*WRITTEN TASK*:
Reproduce every entry exactly.

*DATA SHOWN*:
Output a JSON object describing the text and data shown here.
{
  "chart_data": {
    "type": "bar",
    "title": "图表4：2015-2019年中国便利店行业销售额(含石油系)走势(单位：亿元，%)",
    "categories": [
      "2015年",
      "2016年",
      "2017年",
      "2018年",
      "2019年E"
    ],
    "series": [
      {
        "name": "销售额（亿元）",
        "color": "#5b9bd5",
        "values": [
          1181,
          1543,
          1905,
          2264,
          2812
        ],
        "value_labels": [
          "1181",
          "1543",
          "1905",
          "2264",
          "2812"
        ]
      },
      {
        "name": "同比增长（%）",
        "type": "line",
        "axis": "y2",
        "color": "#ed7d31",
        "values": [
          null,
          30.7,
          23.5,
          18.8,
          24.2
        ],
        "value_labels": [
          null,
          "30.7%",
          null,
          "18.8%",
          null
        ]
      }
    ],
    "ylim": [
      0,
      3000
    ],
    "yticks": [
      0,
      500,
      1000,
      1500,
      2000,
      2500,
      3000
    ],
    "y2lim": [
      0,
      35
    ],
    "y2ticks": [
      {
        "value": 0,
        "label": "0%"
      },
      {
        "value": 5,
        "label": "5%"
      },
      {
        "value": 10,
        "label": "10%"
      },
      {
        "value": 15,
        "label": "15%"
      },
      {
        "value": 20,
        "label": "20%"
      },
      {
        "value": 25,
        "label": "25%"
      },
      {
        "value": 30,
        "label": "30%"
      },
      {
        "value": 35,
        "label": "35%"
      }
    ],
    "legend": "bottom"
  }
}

*TASK RESULT*:
Output a JSON object describing the text and data shown here.
{
  "chart_data": {
    "type": "bar",
    "title": "图表4：2015-2019年中国便利店行业销售额(含石油系)走势(单位：亿元，%)",
    "categories": [
      "2015年",
      "2016年",
      "2017年",
      "2018年",
      "2019年E"
    ],
    "series": [
      {
        "name": "销售额（亿元）",
        "color": "#5b9bd5",
        "values": [
          1181,
          1543,
          1905,
          2264,
          2812
        ],
        "value_labels": [
          "1181",
          "1543",
          "1905",
          "2264",
          "2812"
        ]
      },
      {
        "name": "同比增长（%）",
        "type": "line",
        "axis": "y2",
        "color": "#ed7d31",
        "values": [
          null,
          30.7,
          23.5,
          18.8,
          24.2
        ],
        "value_labels": [
          null,
          "30.7%",
          null,
          "18.8%",
          null
        ]
      }
    ],
    "ylim": [
      0,
      3000
    ],
    "yticks": [
      0,
      500,
      1000,
      1500,
      2000,
      2500,
      3000
    ],
    "y2lim": [
      0,
      35
    ],
    "y2ticks": [
      {
        "value": 0,
        "label": "0%"
      },
      {
        "value": 5,
        "label": "5%"
      },
      {
        "value": 10,
        "label": "10%"
      },
      {
        "value": 15,
        "label": "15%"
      },
      {
        "value": 20,
        "label": "20%"
      },
      {
        "value": 25,
        "label": "25%"
      },
      {
        "value": 30,
        "label": "30%"
      },
      {
        "value": 35,
        "label": "35%"
      }
    ],
    "legend": "bottom"
  }
}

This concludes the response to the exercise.